• DATA FOR PROCESSING
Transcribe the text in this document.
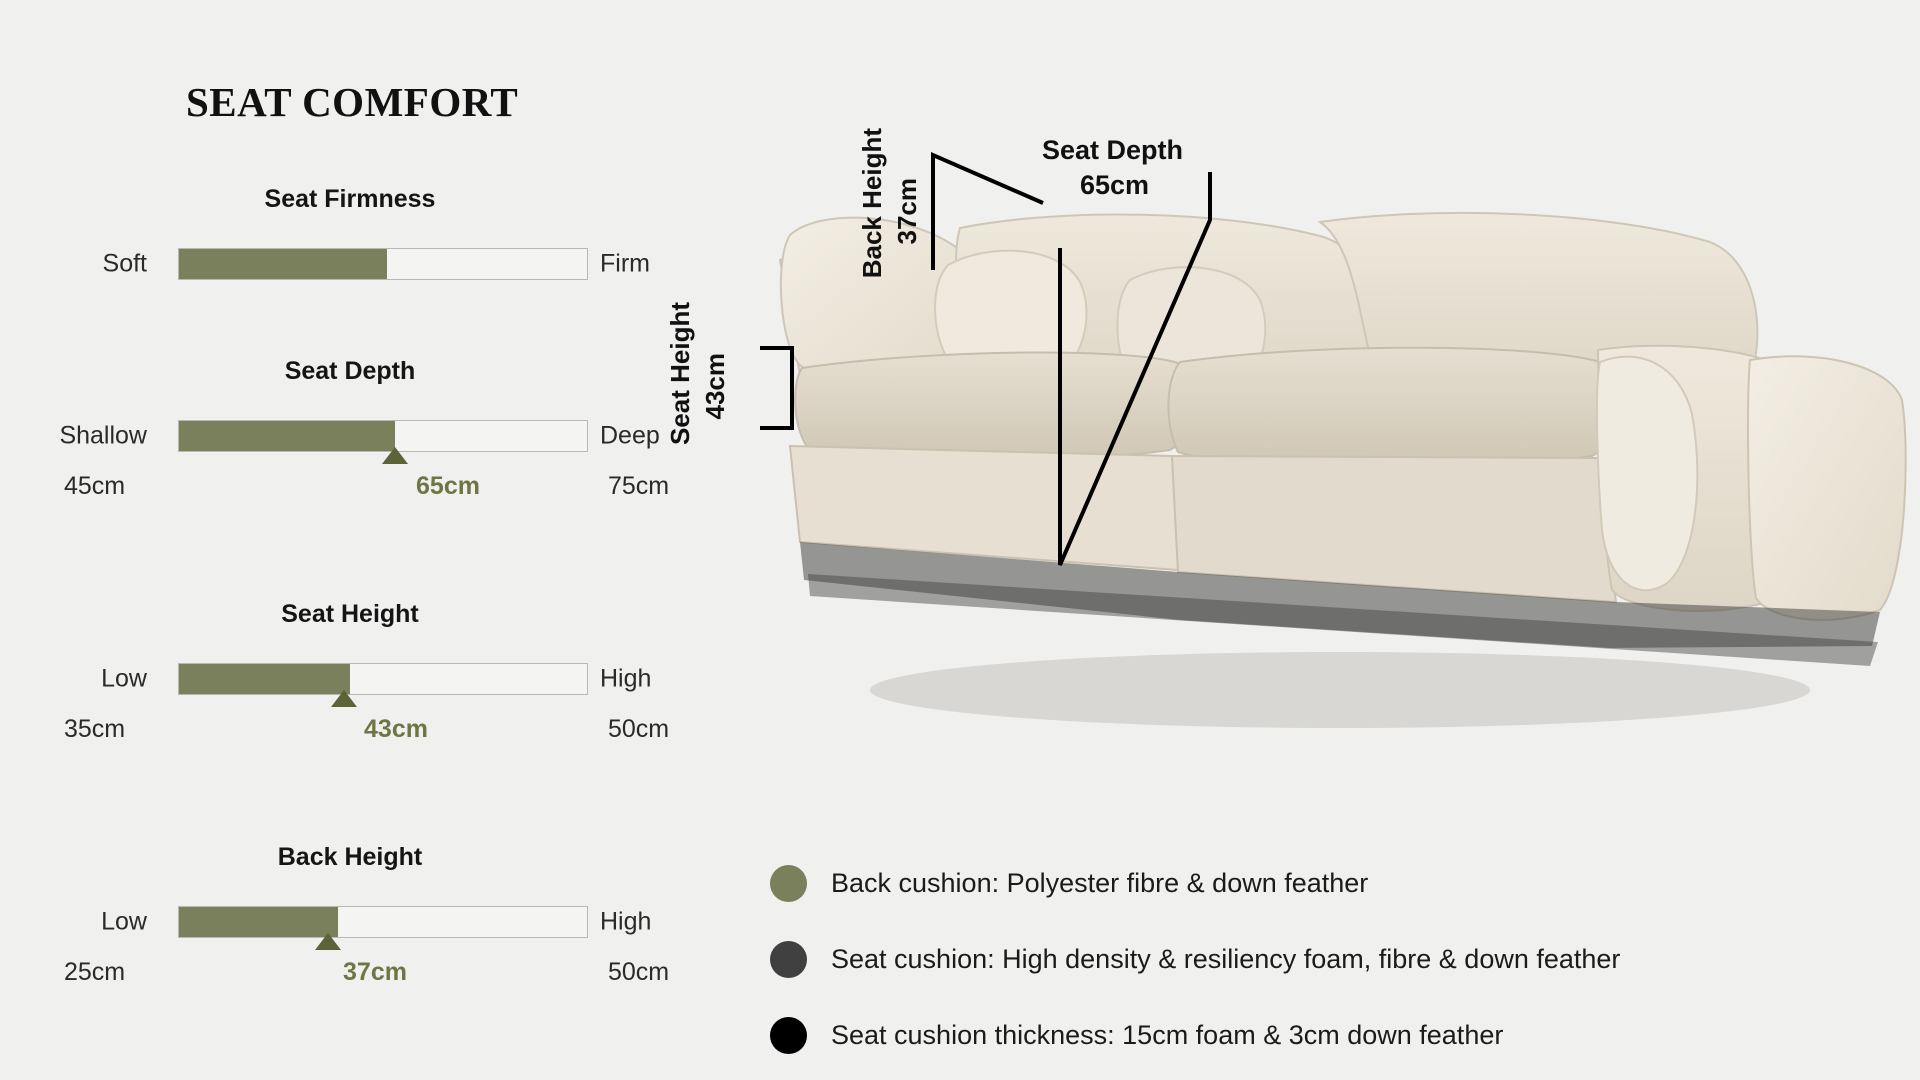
SEAT COMFORT
Seat Firmness
Soft	Firm
Seat Depth
Shallow	Deep
45cm	65cm	75cm
Seat Height
Low	High
35cm	43cm	50cm
Back Height
Low	High
25cm	37cm	50cm
Back Height 37cm
Seat Depth
65cm
Seat Height 43cm
Back cushion: Polyester fibre & down feather
Seat cushion: High density & resiliency foam, fibre & down feather
Seat cushion thickness: 15cm foam & 3cm down feather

• OBJECTIVE
Extract all the data above exactly, excluding every picture.

• OUTPUT FOR THIS TASK
Transcribe the text in this document.
SEAT COMFORT
Seat Firmness
Soft	Firm
Seat Depth
Shallow	Deep
45cm	65cm	75cm
Seat Height
Low	High
35cm	43cm	50cm
Back Height
Low	High
25cm	37cm	50cm
Back Height 37cm
Seat Depth
65cm
Seat Height 43cm
Back cushion: Polyester fibre & down feather
Seat cushion: High density & resiliency foam, fibre & down feather
Seat cushion thickness: 15cm foam & 3cm down feather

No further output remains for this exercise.